### The data
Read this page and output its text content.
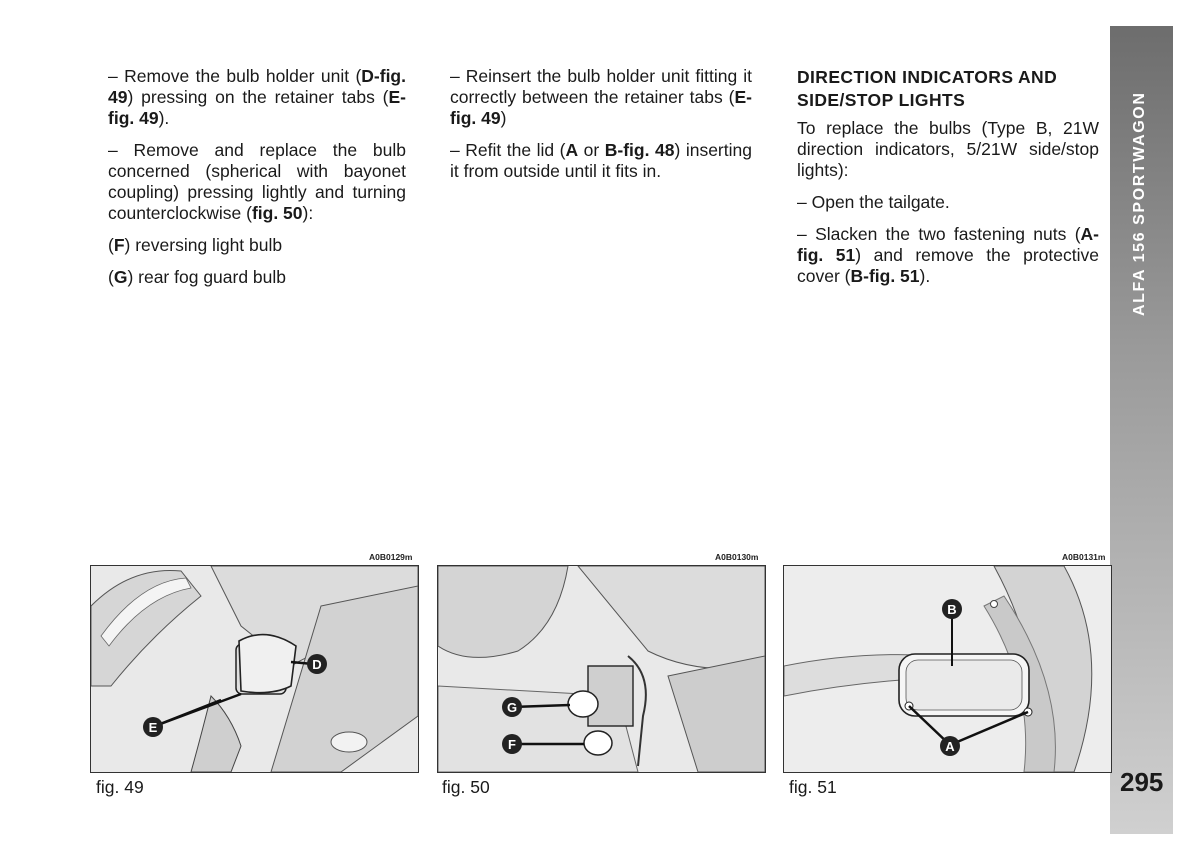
– Remove the bulb holder unit (D-fig. 49) pressing on the retainer tabs (E-fig. 49).

– Remove and replace the bulb concerned (spherical with bayonet coupling) pressing lightly and turning counterclockwise (fig. 50):

(F) reversing light bulb

(G) rear fog guard bulb

– Reinsert the bulb holder unit fitting it correctly between the retainer tabs (E-fig. 49)

– Refit the lid (A or B-fig. 48) inserting it from outside until it fits in.

DIRECTION INDICATORS AND
SIDE/STOP LIGHTS

To replace the bulbs (Type B, 21W direction indicators, 5/21W side/stop lights):

– Open the tailgate.

– Slacken the two fastening nuts (A-fig. 51) and remove the protective cover (B-fig. 51).	ALFA 156 SPORTWAGON
295
A0B0129m
D
E
fig. 49
A0B0130m
G
F
fig. 50
A0B0131m
B
A
fig. 51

### Problem statement
Omit the pictures, then quote the rest of the material above exactly.

### Task output
Read this page and output its text content.
– Remove the bulb holder unit (D-fig. 49) pressing on the retainer tabs (E-fig. 49).

– Remove and replace the bulb concerned (spherical with bayonet coupling) pressing lightly and turning counterclockwise (fig. 50):

(F) reversing light bulb

(G) rear fog guard bulb

– Reinsert the bulb holder unit fitting it correctly between the retainer tabs (E-fig. 49)

– Refit the lid (A or B-fig. 48) inserting it from outside until it fits in.

DIRECTION INDICATORS AND
SIDE/STOP LIGHTS

To replace the bulbs (Type B, 21W direction indicators, 5/21W side/stop lights):

– Open the tailgate.

– Slacken the two fastening nuts (A-fig. 51) and remove the protective cover (B-fig. 51).	ALFA 156 SPORTWAGON
295
A0B0129m
D
E
fig. 49
A0B0130m
G
F
fig. 50
A0B0131m
B
A
fig. 51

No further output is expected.